* [REQUIRED TASK]:
Quote the entries word for word. Omit the pictures.

╭──

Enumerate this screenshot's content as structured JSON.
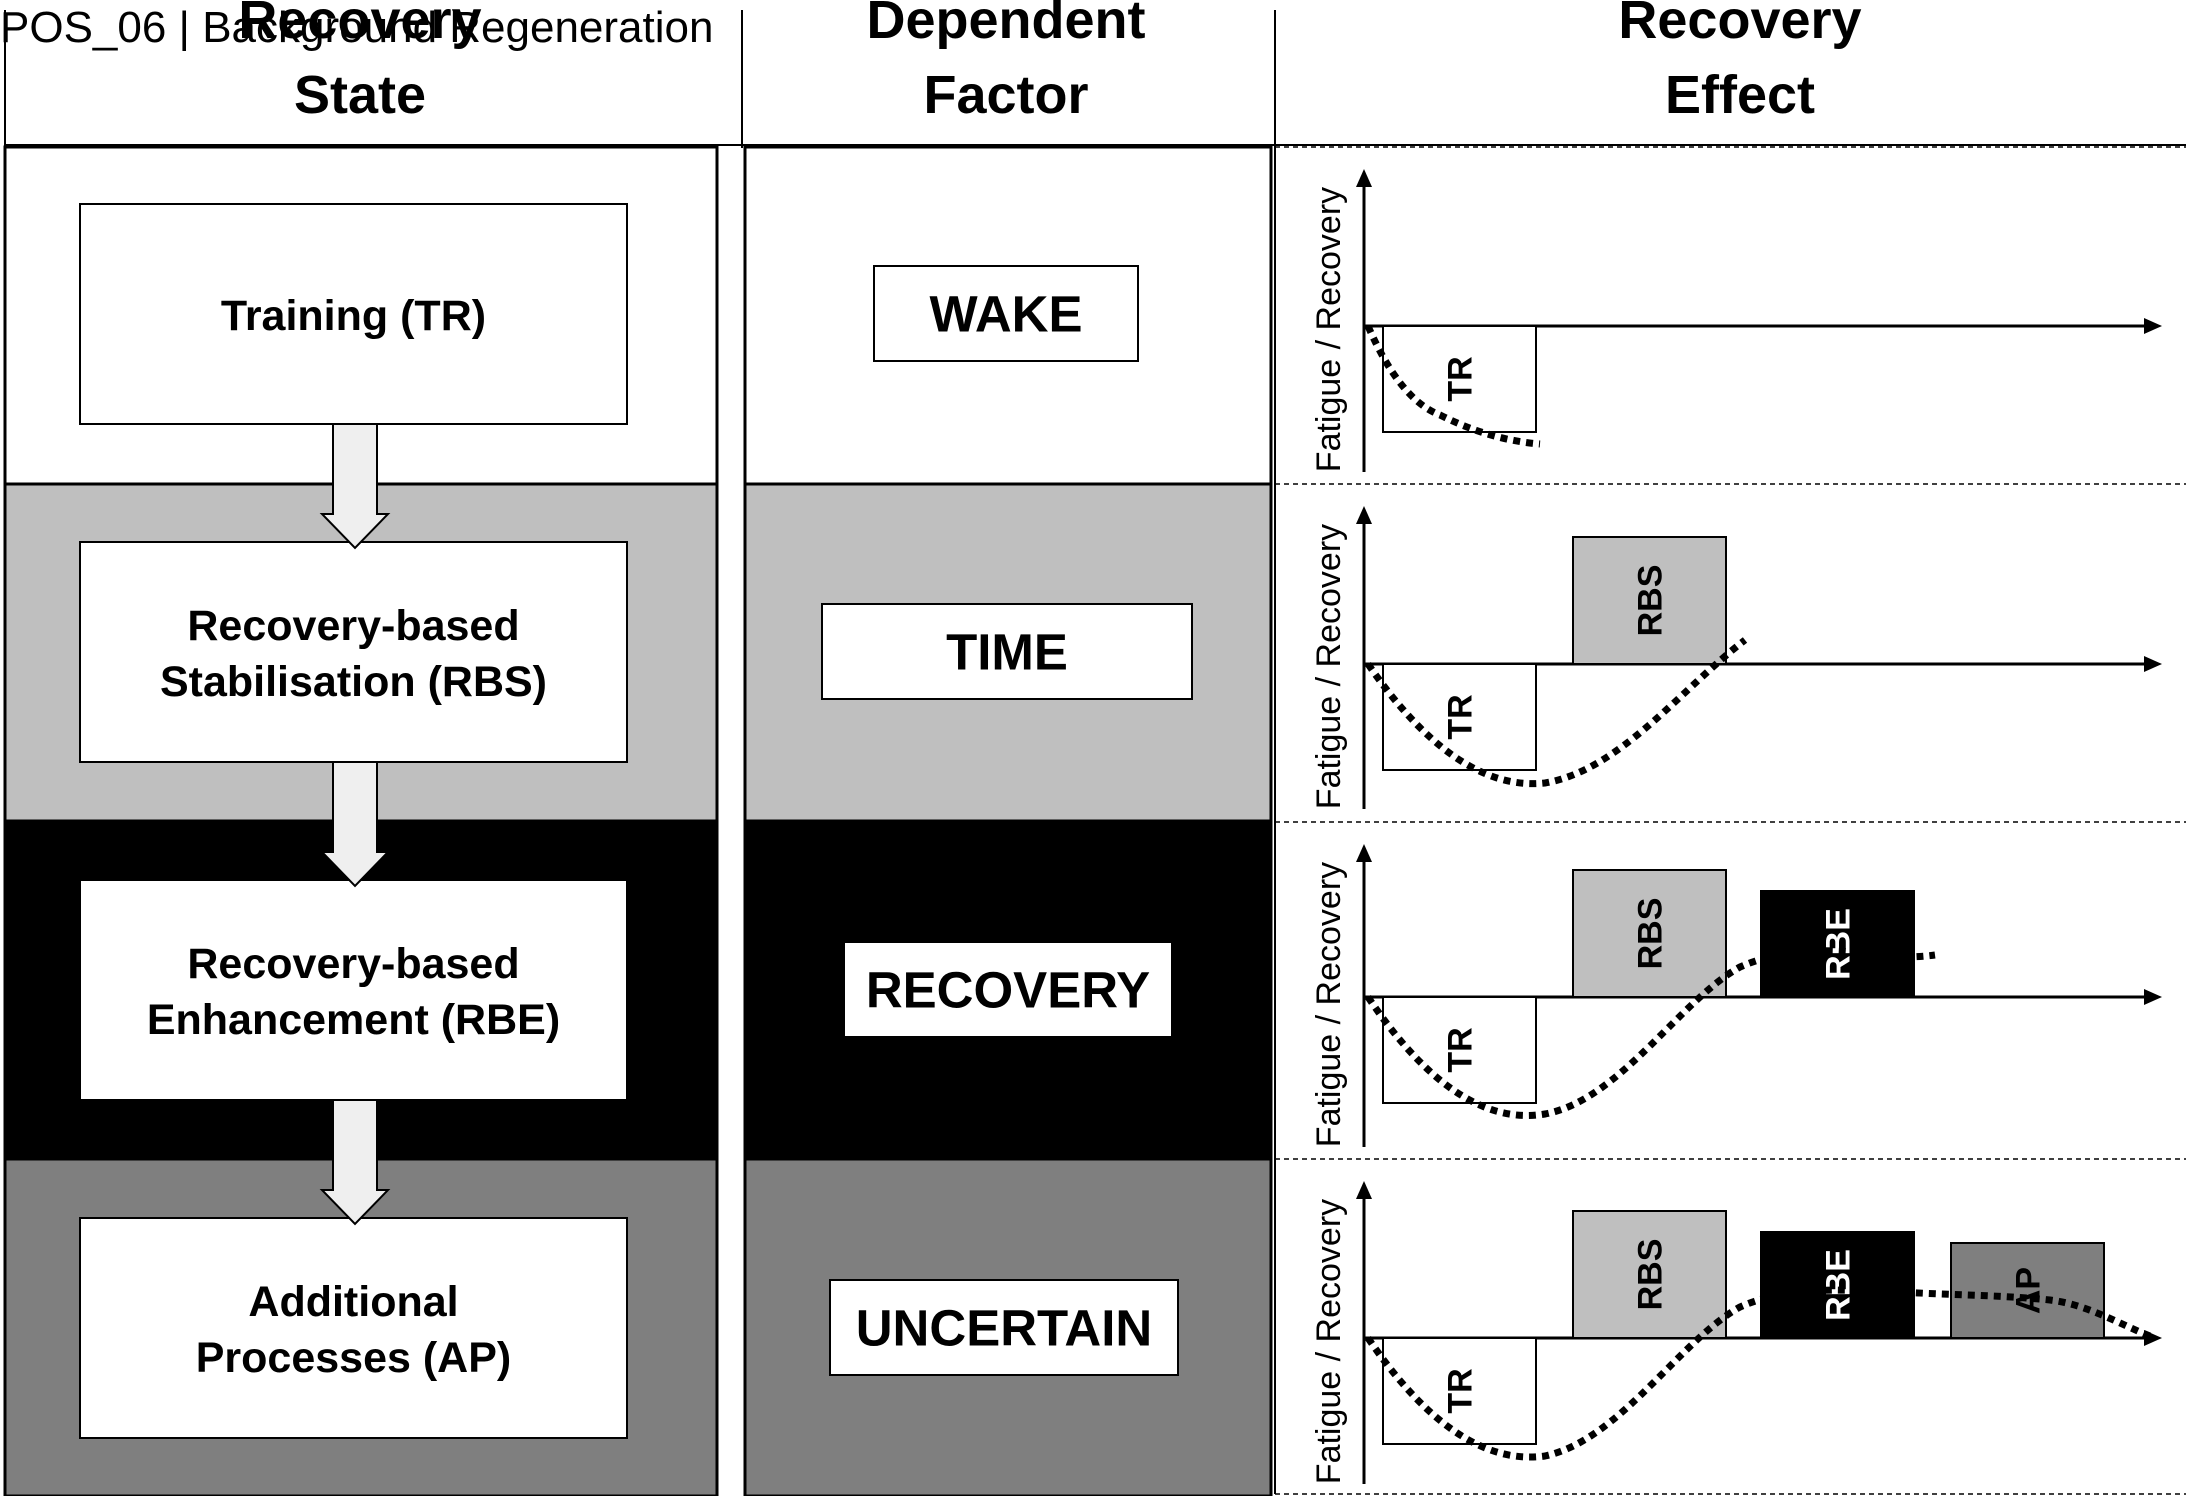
{
  "breadcrumb": "POS_06 | Background Regeneration",
  "headers": {
    "state": [
      "Recovery",
      "State"
    ],
    "factor": [
      "Dependent",
      "Factor"
    ],
    "effect": [
      "Recovery",
      "Effect"
    ]
  },
  "colors": {
    "row_backgrounds": [
      "#ffffff",
      "#bfbfbf",
      "#000000",
      "#7f7f7f"
    ],
    "box_fill": "#ffffff",
    "arrow_fill": "#efefef",
    "bar_fills": {
      "TR": "#ffffff",
      "RBS": "#bfbfbf",
      "RBE": "#000000",
      "AP": "#7f7f7f"
    },
    "bar_text": {
      "TR": "#000000",
      "RBS": "#000000",
      "RBE": "#ffffff",
      "AP": "#000000"
    }
  },
  "rows": [
    {
      "state_lines": [
        "Training (TR)"
      ],
      "factor": "WAKE",
      "bars": [
        "TR"
      ]
    },
    {
      "state_lines": [
        "Recovery-based",
        "Stabilisation (RBS)"
      ],
      "factor": "TIME",
      "bars": [
        "TR",
        "RBS"
      ]
    },
    {
      "state_lines": [
        "Recovery-based",
        "Enhancement (RBE)"
      ],
      "factor": "RECOVERY",
      "bars": [
        "TR",
        "RBS",
        "RBE"
      ]
    },
    {
      "state_lines": [
        "Additional",
        "Processes (AP)"
      ],
      "factor": "UNCERTAIN",
      "bars": [
        "TR",
        "RBS",
        "RBE",
        "AP"
      ]
    }
  ],
  "chart_axis_label": "Fatigue / Recovery"
}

╰──

* [WRITTEN SOLUTION]:
Enumerate this screenshot's content as structured JSON.
{
  "breadcrumb": "POS_06 | Background Regeneration",
  "headers": {
    "state": [
      "Recovery",
      "State"
    ],
    "factor": [
      "Dependent",
      "Factor"
    ],
    "effect": [
      "Recovery",
      "Effect"
    ]
  },
  "colors": {
    "row_backgrounds": [
      "#ffffff",
      "#bfbfbf",
      "#000000",
      "#7f7f7f"
    ],
    "box_fill": "#ffffff",
    "arrow_fill": "#efefef",
    "bar_fills": {
      "TR": "#ffffff",
      "RBS": "#bfbfbf",
      "RBE": "#000000",
      "AP": "#7f7f7f"
    },
    "bar_text": {
      "TR": "#000000",
      "RBS": "#000000",
      "RBE": "#ffffff",
      "AP": "#000000"
    }
  },
  "rows": [
    {
      "state_lines": [
        "Training (TR)"
      ],
      "factor": "WAKE",
      "bars": [
        "TR"
      ]
    },
    {
      "state_lines": [
        "Recovery-based",
        "Stabilisation (RBS)"
      ],
      "factor": "TIME",
      "bars": [
        "TR",
        "RBS"
      ]
    },
    {
      "state_lines": [
        "Recovery-based",
        "Enhancement (RBE)"
      ],
      "factor": "RECOVERY",
      "bars": [
        "TR",
        "RBS",
        "RBE"
      ]
    },
    {
      "state_lines": [
        "Additional",
        "Processes (AP)"
      ],
      "factor": "UNCERTAIN",
      "bars": [
        "TR",
        "RBS",
        "RBE",
        "AP"
      ]
    }
  ],
  "chart_axis_label": "Fatigue / Recovery"
}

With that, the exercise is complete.